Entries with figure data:

__________

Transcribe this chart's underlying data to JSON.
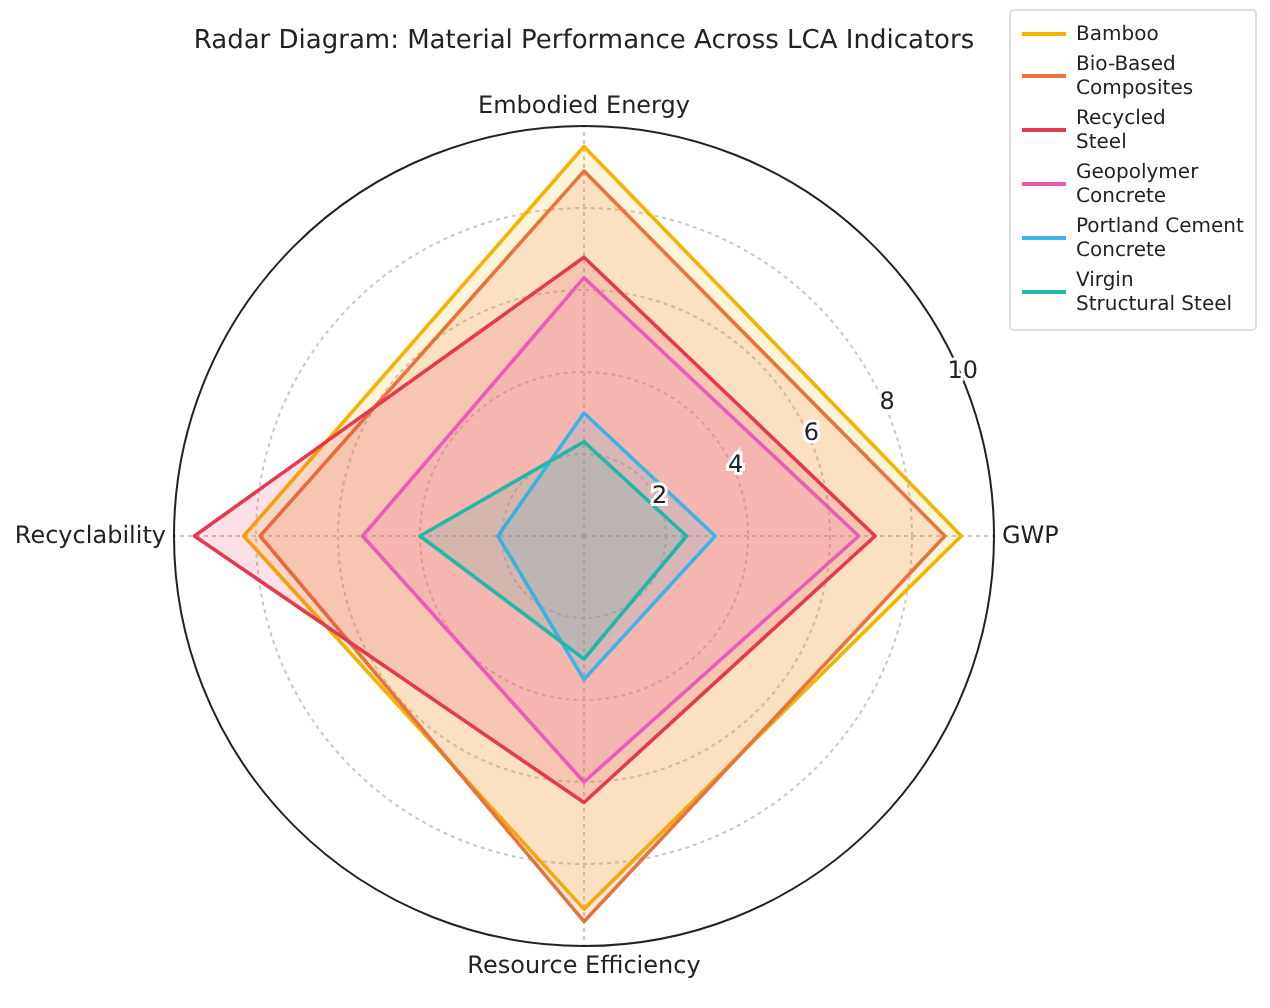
{
  "chart_data": {
    "type": "radar",
    "title": "Radar Diagram: Material Performance Across LCA Indicators",
    "categories": [
      "Embodied Energy",
      "GWP",
      "Resource Efficiency",
      "Recyclability"
    ],
    "ylim": [
      0,
      10
    ],
    "yticks": [
      2,
      4,
      6,
      8,
      10
    ],
    "grid": true,
    "legend": "top right",
    "series": [
      {
        "name": "Bamboo",
        "color": "#f5b300",
        "values": [
          9.5,
          9.2,
          9.1,
          8.3
        ]
      },
      {
        "name": "Bio-Based\nComposites",
        "color": "#e8743b",
        "values": [
          8.9,
          8.8,
          9.4,
          7.9
        ]
      },
      {
        "name": "Recycled\nSteel",
        "color": "#e63950",
        "values": [
          6.8,
          7.1,
          6.5,
          9.5
        ]
      },
      {
        "name": "Geopolymer\nConcrete",
        "color": "#e85cb8",
        "values": [
          6.3,
          6.7,
          6.0,
          5.4
        ]
      },
      {
        "name": "Portland Cement\nConcrete",
        "color": "#3cb4e6",
        "values": [
          3.0,
          3.2,
          3.5,
          2.1
        ]
      },
      {
        "name": "Virgin\nStructural Steel",
        "color": "#20b8a8",
        "values": [
          2.3,
          2.5,
          3.0,
          4.0
        ]
      }
    ]
  }
}
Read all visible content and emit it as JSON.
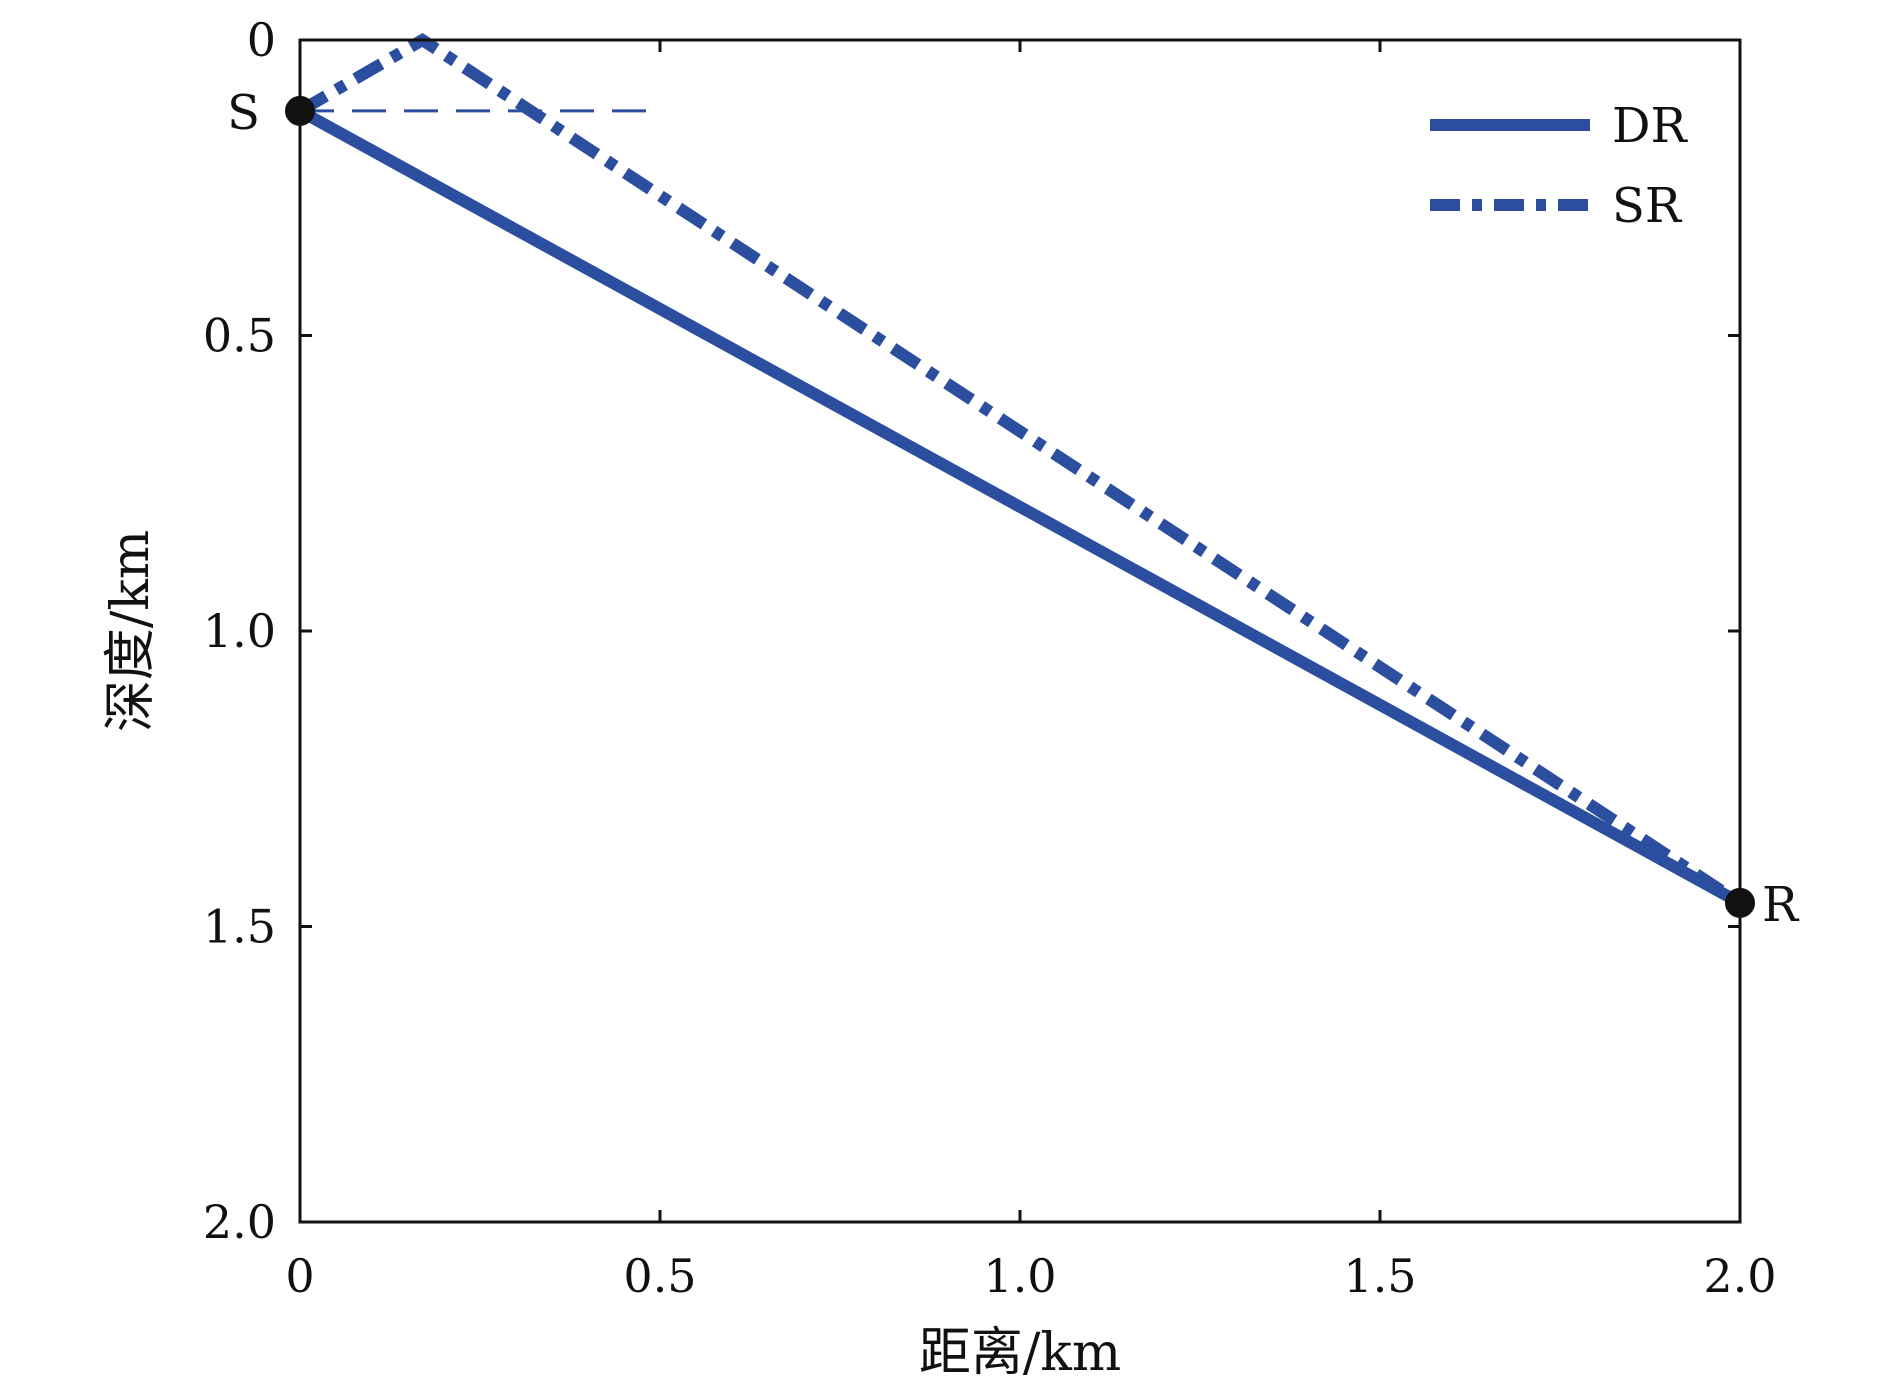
{
  "chart_data": {
    "type": "line",
    "title": "",
    "xlabel": "距离/km",
    "ylabel": "深度/km",
    "xlim": [
      0,
      2.0
    ],
    "ylim": [
      0,
      2.0
    ],
    "y_inverted": true,
    "grid": false,
    "legend": "top-right",
    "xticks": [
      0,
      0.5,
      1.0,
      1.5,
      2.0
    ],
    "xtick_labels": [
      "0",
      "0.5",
      "1.0",
      "1.5",
      "2.0"
    ],
    "yticks": [
      0,
      0.5,
      1.0,
      1.5,
      2.0
    ],
    "ytick_labels": [
      "0",
      "0.5",
      "1.0",
      "1.5",
      "2.0"
    ],
    "series": [
      {
        "name": "DR",
        "style": "solid",
        "color": "#2b4f9e",
        "x": [
          0,
          2.0
        ],
        "y": [
          0.12,
          1.46
        ]
      },
      {
        "name": "SR",
        "style": "dash-dot",
        "color": "#2b4f9e",
        "x": [
          0,
          0.17,
          2.0
        ],
        "y": [
          0.12,
          0,
          1.46
        ]
      }
    ],
    "reference_line": {
      "style": "dashed",
      "color": "#2b4f9e",
      "x": [
        0,
        0.5
      ],
      "y": [
        0.12,
        0.12
      ]
    },
    "points": [
      {
        "label": "S",
        "x": 0,
        "y": 0.12
      },
      {
        "label": "R",
        "x": 2.0,
        "y": 1.46
      }
    ]
  }
}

__________

● **Written task**
List the lines of the entries that include "nConcrete".

● **Exercise result**
        "name": "Geopolymer\nConcrete",
        "name": "Portland Cement\nConcrete",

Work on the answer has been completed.